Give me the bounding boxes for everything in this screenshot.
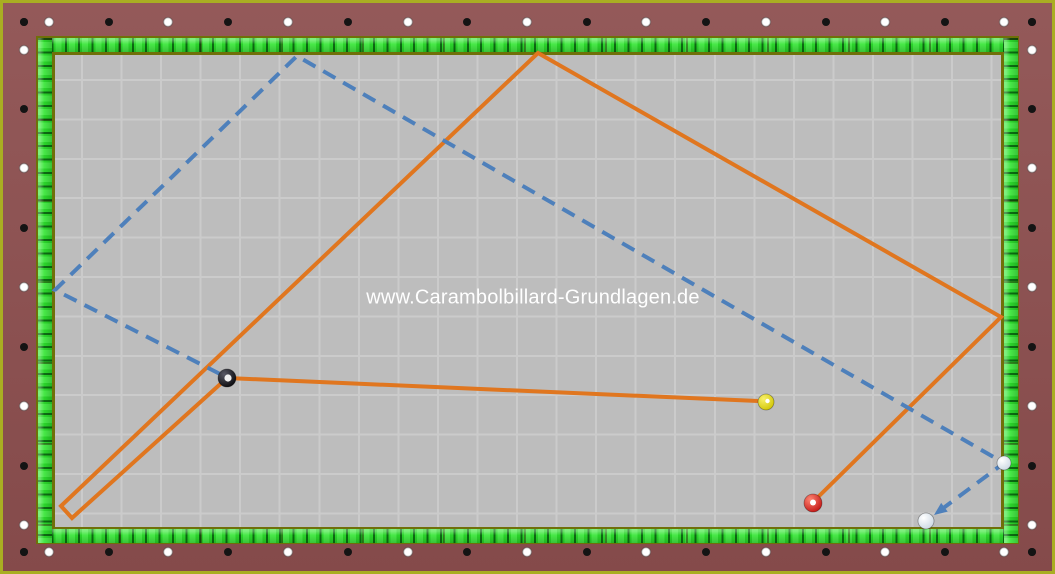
white-diamond-dot — [43, 16, 55, 28]
black-diamond-dot — [20, 462, 28, 470]
white-diamond-dot — [162, 546, 174, 558]
black-diamond-dot — [20, 224, 28, 232]
white-diamond-dot — [1026, 162, 1038, 174]
playing-surface-grid — [55, 55, 1001, 527]
black-diamond-dot — [1028, 548, 1036, 556]
black-diamond-dot — [463, 548, 471, 556]
black-diamond-dot — [702, 548, 710, 556]
black-diamond-dot — [583, 18, 591, 26]
black-diamond-dot — [1028, 462, 1036, 470]
white-diamond-dot — [521, 16, 533, 28]
white-diamond-dot — [879, 546, 891, 558]
position-path-dashed-arrowhead — [934, 502, 948, 515]
white-diamond-dot — [640, 546, 652, 558]
yellow-ball-spot — [765, 398, 770, 404]
white-diamond-dot — [1026, 400, 1038, 412]
black-diamond-dot — [1028, 224, 1036, 232]
black-diamond-dot — [702, 18, 710, 26]
black-diamond-dot — [941, 18, 949, 26]
white-ball-final-position — [917, 512, 935, 530]
white-diamond-dot — [640, 16, 652, 28]
black-diamond-dot — [822, 548, 830, 556]
black-diamond-dot — [20, 18, 28, 26]
position-path-dashed — [51, 53, 1008, 517]
white-diamond-dot — [18, 519, 30, 531]
white-diamond-dot — [18, 281, 30, 293]
black-diamond-dot — [344, 18, 352, 26]
white-diamond-dot — [760, 546, 772, 558]
black-diamond-dot — [105, 548, 113, 556]
white-diamond-dot — [18, 44, 30, 56]
white-diamond-dot — [18, 400, 30, 412]
white-diamond-dot — [879, 16, 891, 28]
white-diamond-dot — [162, 16, 174, 28]
black-diamond-dot — [224, 548, 232, 556]
black-diamond-dot — [822, 18, 830, 26]
white-diamond-dot — [760, 16, 772, 28]
white-diamond-dot — [402, 16, 414, 28]
white-diamond-dot — [1026, 281, 1038, 293]
black-diamond-dot — [463, 18, 471, 26]
black-diamond-dot — [105, 18, 113, 26]
black-diamond-dot — [941, 548, 949, 556]
black-diamond-dot — [344, 548, 352, 556]
black-diamond-dot — [583, 548, 591, 556]
black-diamond-dot — [1028, 18, 1036, 26]
white-diamond-dot — [998, 546, 1010, 558]
cushion-top — [38, 38, 1018, 52]
aim-line-to-yellow — [226, 376, 759, 403]
white-diamond-dot — [43, 546, 55, 558]
red-ball-spot — [810, 499, 816, 506]
cushion-right — [1004, 38, 1018, 543]
black-diamond-dot — [20, 548, 28, 556]
white-diamond-dot — [18, 162, 30, 174]
black-diamond-dot — [20, 343, 28, 351]
white-diamond-dot — [1026, 519, 1038, 531]
black-diamond-dot — [1028, 343, 1036, 351]
black-diamond-dot — [224, 18, 232, 26]
cushion-bottom — [38, 529, 1018, 543]
black-ball-spot — [224, 374, 232, 382]
white-diamond-dot — [402, 546, 414, 558]
white-diamond-dot — [521, 546, 533, 558]
white-diamond-dot — [998, 16, 1010, 28]
white-diamond-dot — [1026, 44, 1038, 56]
white-diamond-dot — [282, 546, 294, 558]
white-ball-at-cushion — [996, 455, 1012, 471]
black-diamond-dot — [1028, 105, 1036, 113]
watermark-text: www.Carambolbillard-Grundlagen.de — [366, 286, 700, 309]
black-diamond-dot — [20, 105, 28, 113]
cue-ball-path — [58, 50, 1005, 521]
cushion-left — [38, 38, 52, 543]
white-diamond-dot — [282, 16, 294, 28]
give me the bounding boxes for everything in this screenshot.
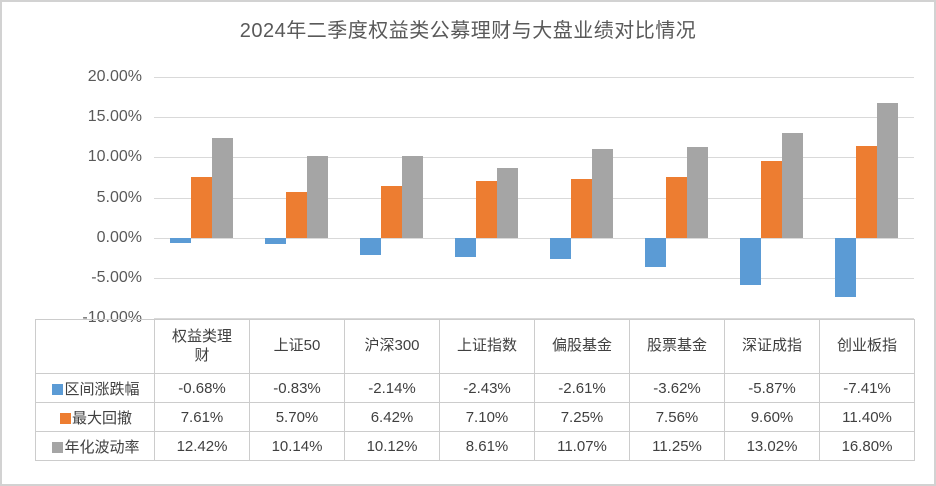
table-column-header: 权益类理财 bbox=[154, 319, 250, 374]
bar-series2-cat8 bbox=[856, 146, 877, 238]
y-tick-label: -5.00% bbox=[91, 268, 142, 286]
legend-cell: 最大回撤 bbox=[35, 402, 155, 432]
bar-series2-cat1 bbox=[191, 176, 212, 238]
y-tick-label: 15.00% bbox=[87, 108, 142, 126]
bar-series1-cat3 bbox=[360, 237, 381, 255]
table-column-header: 偏股基金 bbox=[534, 319, 630, 374]
table-column-header: 深证成指 bbox=[724, 319, 820, 374]
table-row: 年化波动率 12.42% 10.14% 10.12% 8.61% 11.07% 11.25%… bbox=[35, 431, 915, 461]
bar-series2-cat3 bbox=[381, 186, 402, 238]
bar-series1-cat6 bbox=[645, 237, 666, 267]
bar-series1-cat2 bbox=[265, 237, 286, 245]
legend-swatch-icon bbox=[52, 383, 64, 395]
bar-series2-cat7 bbox=[761, 160, 782, 238]
bar-series2-cat2 bbox=[286, 191, 307, 238]
series-name: 区间涨跌幅 bbox=[64, 380, 140, 398]
table-value-cell: -0.83% bbox=[249, 373, 345, 403]
table-value-cell: -3.62% bbox=[629, 373, 725, 403]
table-value-cell: -2.43% bbox=[439, 373, 535, 403]
bar-series3-cat6 bbox=[687, 147, 708, 238]
bar-series1-cat5 bbox=[550, 237, 571, 259]
table-row: 最大回撤 7.61% 5.70% 6.42% 7.10% 7.25% 7.56% 9.60% 1… bbox=[35, 402, 915, 432]
bar-series3-cat5 bbox=[592, 148, 613, 238]
table-value-cell: 12.42% bbox=[154, 431, 250, 461]
table-column-header: 股票基金 bbox=[629, 319, 725, 374]
table-value-cell: 7.25% bbox=[534, 402, 630, 432]
table-value-cell: 5.70% bbox=[249, 402, 345, 432]
gridline bbox=[154, 197, 914, 199]
table-value-cell: 11.07% bbox=[534, 431, 630, 461]
table-value-cell: 9.60% bbox=[724, 402, 820, 432]
table-corner-cell bbox=[35, 319, 155, 374]
table-value-cell: 6.42% bbox=[344, 402, 440, 432]
table-value-cell: 7.10% bbox=[439, 402, 535, 432]
table-value-cell: 10.14% bbox=[249, 431, 345, 461]
y-tick-label: 10.00% bbox=[87, 148, 142, 166]
table-value-cell: 13.02% bbox=[724, 431, 820, 461]
table-value-cell: 7.56% bbox=[629, 402, 725, 432]
bar-series3-cat8 bbox=[877, 102, 898, 238]
legend-cell: 年化波动率 bbox=[35, 431, 155, 461]
gridline bbox=[154, 157, 914, 159]
gridline bbox=[154, 77, 914, 78]
table-row: 区间涨跌幅 -0.68% -0.83% -2.14% -2.43% -2.61% -3.62… bbox=[35, 373, 915, 403]
series-name: 最大回撤 bbox=[71, 409, 132, 427]
gridline bbox=[154, 237, 914, 239]
bar-series1-cat4 bbox=[455, 237, 476, 258]
table-value-cell: 11.40% bbox=[819, 402, 915, 432]
bar-series1-cat8 bbox=[835, 237, 856, 298]
y-tick-label: 20.00% bbox=[87, 68, 142, 85]
table-value-cell: 11.25% bbox=[629, 431, 725, 461]
bar-series3-cat7 bbox=[782, 133, 803, 238]
gridline bbox=[154, 117, 914, 119]
table-value-cell: -2.61% bbox=[534, 373, 630, 403]
table-value-cell: -7.41% bbox=[819, 373, 915, 403]
table-column-header: 上证指数 bbox=[439, 319, 535, 374]
table-column-header: 上证50 bbox=[249, 319, 345, 374]
table-value-cell: 8.61% bbox=[439, 431, 535, 461]
bar-series2-cat6 bbox=[666, 176, 687, 238]
table-column-header: 创业板指 bbox=[819, 319, 915, 374]
table-value-cell: 7.61% bbox=[154, 402, 250, 432]
bar-series3-cat2 bbox=[307, 156, 328, 238]
bar-series2-cat5 bbox=[571, 179, 592, 238]
bar-series1-cat1 bbox=[170, 237, 191, 244]
table-value-cell: 16.80% bbox=[819, 431, 915, 461]
gridline bbox=[154, 277, 914, 279]
y-axis: 20.00% 15.00% 10.00% 5.00% 0.00% -5.00% -10.00… bbox=[2, 68, 148, 326]
bar-series3-cat3 bbox=[402, 156, 423, 238]
chart-data-table: 权益类理财 上证50 沪深300 上证指数 偏股基金 股票基金 深证成指 创业板指 区间涨跌幅 -… bbox=[35, 319, 915, 461]
table-value-cell: 10.12% bbox=[344, 431, 440, 461]
legend-cell: 区间涨跌幅 bbox=[35, 373, 155, 403]
legend-swatch-icon bbox=[59, 412, 71, 424]
table-value-cell: -5.87% bbox=[724, 373, 820, 403]
table-value-cell: -2.14% bbox=[344, 373, 440, 403]
data-table: 权益类理财 上证50 沪深300 上证指数 偏股基金 股票基金 深证成指 创业板指 区间涨跌幅 -… bbox=[35, 319, 915, 461]
bar-series3-cat1 bbox=[212, 137, 233, 238]
bar-series3-cat4 bbox=[497, 168, 518, 238]
table-value-cell: -0.68% bbox=[154, 373, 250, 403]
y-tick-label: 5.00% bbox=[96, 188, 142, 206]
series-name: 年化波动率 bbox=[64, 438, 140, 456]
legend-swatch-icon bbox=[52, 441, 64, 453]
gridline bbox=[154, 318, 914, 319]
y-tick-label: 0.00% bbox=[96, 228, 142, 246]
bar-series1-cat7 bbox=[740, 237, 761, 285]
chart-title: 2024年二季度权益类公募理财与大盘业绩对比情况 bbox=[239, 20, 697, 42]
table-column-header: 沪深300 bbox=[344, 319, 440, 374]
bar-series2-cat4 bbox=[476, 180, 497, 238]
plot-area bbox=[154, 77, 914, 319]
● ● ● ●
§ **SET EXERCISE**: Rewrite the data from the line with "table-column-header: 权益类理财 bbox=[154, 319, 250, 374]" up to and including the line with "table-value-cell: 13.02% bbox=[724, 431, 820, 461]", replacing "y-tick-label" with "axis-tick-label" and leaving all else unchanged.

§ **ANSWER**:
table-column-header: 权益类理财 bbox=[154, 319, 250, 374]
bar-series2-cat8 bbox=[856, 146, 877, 238]
axis-tick-label: -5.00% bbox=[91, 268, 142, 286]
legend-cell: 最大回撤 bbox=[35, 402, 155, 432]
bar-series2-cat1 bbox=[191, 176, 212, 238]
axis-tick-label: 15.00% bbox=[87, 108, 142, 126]
bar-series1-cat3 bbox=[360, 237, 381, 255]
table-column-header: 偏股基金 bbox=[534, 319, 630, 374]
table-column-header: 深证成指 bbox=[724, 319, 820, 374]
table-row: 年化波动率 12.42% 10.14% 10.12% 8.61% 11.07% 11.25%… bbox=[35, 431, 915, 461]
bar-series2-cat3 bbox=[381, 186, 402, 238]
bar-series1-cat6 bbox=[645, 237, 666, 267]
bar-series1-cat2 bbox=[265, 237, 286, 245]
legend-swatch-icon bbox=[52, 383, 64, 395]
bar-series2-cat7 bbox=[761, 160, 782, 238]
bar-series2-cat2 bbox=[286, 191, 307, 238]
series-name: 区间涨跌幅 bbox=[64, 380, 140, 398]
table-value-cell: -0.83% bbox=[249, 373, 345, 403]
table-value-cell: -3.62% bbox=[629, 373, 725, 403]
table-value-cell: -2.43% bbox=[439, 373, 535, 403]
bar-series3-cat6 bbox=[687, 147, 708, 238]
bar-series1-cat5 bbox=[550, 237, 571, 259]
table-row: 最大回撤 7.61% 5.70% 6.42% 7.10% 7.25% 7.56% 9.60% 1… bbox=[35, 402, 915, 432]
bar-series3-cat5 bbox=[592, 148, 613, 238]
table-value-cell: 12.42% bbox=[154, 431, 250, 461]
table-column-header: 股票基金 bbox=[629, 319, 725, 374]
table-value-cell: 7.25% bbox=[534, 402, 630, 432]
table-value-cell: 5.70% bbox=[249, 402, 345, 432]
gridline bbox=[154, 197, 914, 199]
table-value-cell: 11.07% bbox=[534, 431, 630, 461]
table-value-cell: 9.60% bbox=[724, 402, 820, 432]
table-corner-cell bbox=[35, 319, 155, 374]
table-value-cell: 6.42% bbox=[344, 402, 440, 432]
table-value-cell: 7.10% bbox=[439, 402, 535, 432]
table-value-cell: 10.14% bbox=[249, 431, 345, 461]
axis-tick-label: 10.00% bbox=[87, 148, 142, 166]
table-value-cell: 13.02% bbox=[724, 431, 820, 461]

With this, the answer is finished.